━━ Supplied entries

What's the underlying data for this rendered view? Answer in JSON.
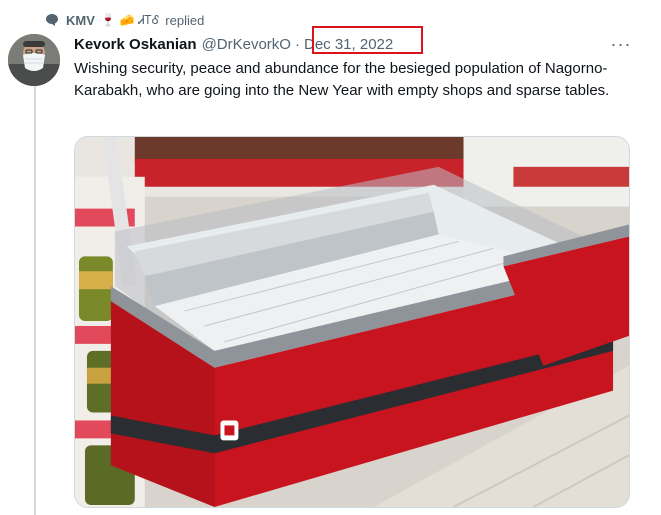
{
  "reply_context": {
    "name": "KMV",
    "emojis": "🍷 🧀 ᏗᎢᎴ",
    "action": "replied"
  },
  "tweet": {
    "author_name": "Kevork Oskanian",
    "handle": "@DrKevorkO",
    "separator": "·",
    "date": "Dec 31, 2022",
    "text": "Wishing security, peace and abundance for the besieged population of Nagorno-Karabakh, who are going into the New Year with empty shops and sparse tables.",
    "more_label": "···"
  },
  "colors": {
    "highlight_box": "#d9141c",
    "secondary_text": "#536471",
    "thread_line": "#cfd9de"
  }
}
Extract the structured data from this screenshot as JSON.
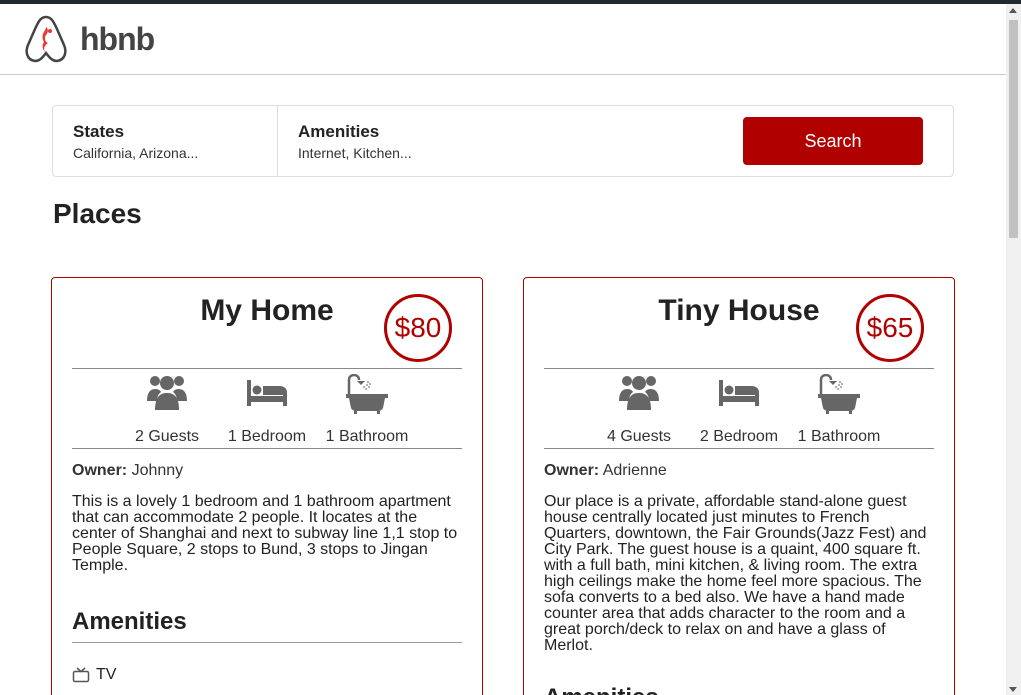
{
  "header": {
    "logo_text": "hbnb"
  },
  "filters": {
    "states": {
      "title": "States",
      "subtitle": "California, Arizona..."
    },
    "amenities": {
      "title": "Amenities",
      "subtitle": "Internet, Kitchen..."
    },
    "search_label": "Search"
  },
  "places_title": "Places",
  "places": [
    {
      "name": "My Home",
      "price": "$80",
      "guests": "2 Guests",
      "bedrooms": "1 Bedroom",
      "bathrooms": "1 Bathroom",
      "owner_label": "Owner:",
      "owner": "Johnny",
      "description": "This is a lovely 1 bedroom and 1 bathroom apartment that can accommodate 2 people. It locates at the center of Shanghai and next to subway line 1,1 stop to People Square, 2 stops to Bund, 3 stops to Jingan Temple.",
      "amenities_title": "Amenities",
      "amenities": [
        "TV"
      ]
    },
    {
      "name": "Tiny House",
      "price": "$65",
      "guests": "4 Guests",
      "bedrooms": "2 Bedroom",
      "bathrooms": "1 Bathroom",
      "owner_label": "Owner:",
      "owner": "Adrienne",
      "description": "Our place is a private, affordable stand-alone guest house centrally located just minutes to French Quarters, downtown, the Fair Grounds(Jazz Fest) and City Park. The guest house is a quaint, 400 square ft. with a full bath, mini kitchen, & living room. The extra high ceilings make the home feel more spacious. The sofa converts to a bed also. We have a hand made counter area that adds character to the room and a great porch/deck to relax on and have a glass of Merlot.",
      "amenities_title": "Amenities"
    }
  ],
  "colors": {
    "accent": "#b00000",
    "icon_gray": "#666666",
    "text": "#222222"
  },
  "icons": {
    "logo": "airbnb-logo-icon",
    "guests": "users-icon",
    "bedroom": "bed-icon",
    "bathroom": "bathtub-icon",
    "tv": "tv-icon"
  }
}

━━━━

Set each line of the records down exactly, leaving every picture out.

» **Task result**:
What's the underlying data for this rendered view? Answer in JSON.
{
  "reply_context": {
    "name": "KMV",
    "emojis": "🍷 🧀 ᏗᎢᎴ",
    "action": "replied"
  },
  "tweet": {
    "author_name": "Kevork Oskanian",
    "handle": "@DrKevorkO",
    "separator": "·",
    "date": "Dec 31, 2022",
    "text": "Wishing security, peace and abundance for the besieged population of Nagorno-Karabakh, who are going into the New Year with empty shops and sparse tables.",
    "more_label": "···"
  },
  "colors": {
    "highlight_box": "#d9141c",
    "secondary_text": "#536471",
    "thread_line": "#cfd9de"
  }
}
Extract the structured data from this screenshot as JSON.
{
  "header": {
    "logo_text": "hbnb"
  },
  "filters": {
    "states": {
      "title": "States",
      "subtitle": "California, Arizona..."
    },
    "amenities": {
      "title": "Amenities",
      "subtitle": "Internet, Kitchen..."
    },
    "search_label": "Search"
  },
  "places_title": "Places",
  "places": [
    {
      "name": "My Home",
      "price": "$80",
      "guests": "2 Guests",
      "bedrooms": "1 Bedroom",
      "bathrooms": "1 Bathroom",
      "owner_label": "Owner:",
      "owner": "Johnny",
      "description": "This is a lovely 1 bedroom and 1 bathroom apartment that can accommodate 2 people. It locates at the center of Shanghai and next to subway line 1,1 stop to People Square, 2 stops to Bund, 3 stops to Jingan Temple.",
      "amenities_title": "Amenities",
      "amenities": [
        "TV"
      ]
    },
    {
      "name": "Tiny House",
      "price": "$65",
      "guests": "4 Guests",
      "bedrooms": "2 Bedroom",
      "bathrooms": "1 Bathroom",
      "owner_label": "Owner:",
      "owner": "Adrienne",
      "description": "Our place is a private, affordable stand-alone guest house centrally located just minutes to French Quarters, downtown, the Fair Grounds(Jazz Fest) and City Park. The guest house is a quaint, 400 square ft. with a full bath, mini kitchen, & living room. The extra high ceilings make the home feel more spacious. The sofa converts to a bed also. We have a hand made counter area that adds character to the room and a great porch/deck to relax on and have a glass of Merlot.",
      "amenities_title": "Amenities"
    }
  ],
  "colors": {
    "accent": "#b00000",
    "icon_gray": "#666666",
    "text": "#222222"
  },
  "icons": {
    "logo": "airbnb-logo-icon",
    "guests": "users-icon",
    "bedroom": "bed-icon",
    "bathroom": "bathtub-icon",
    "tv": "tv-icon"
  }
}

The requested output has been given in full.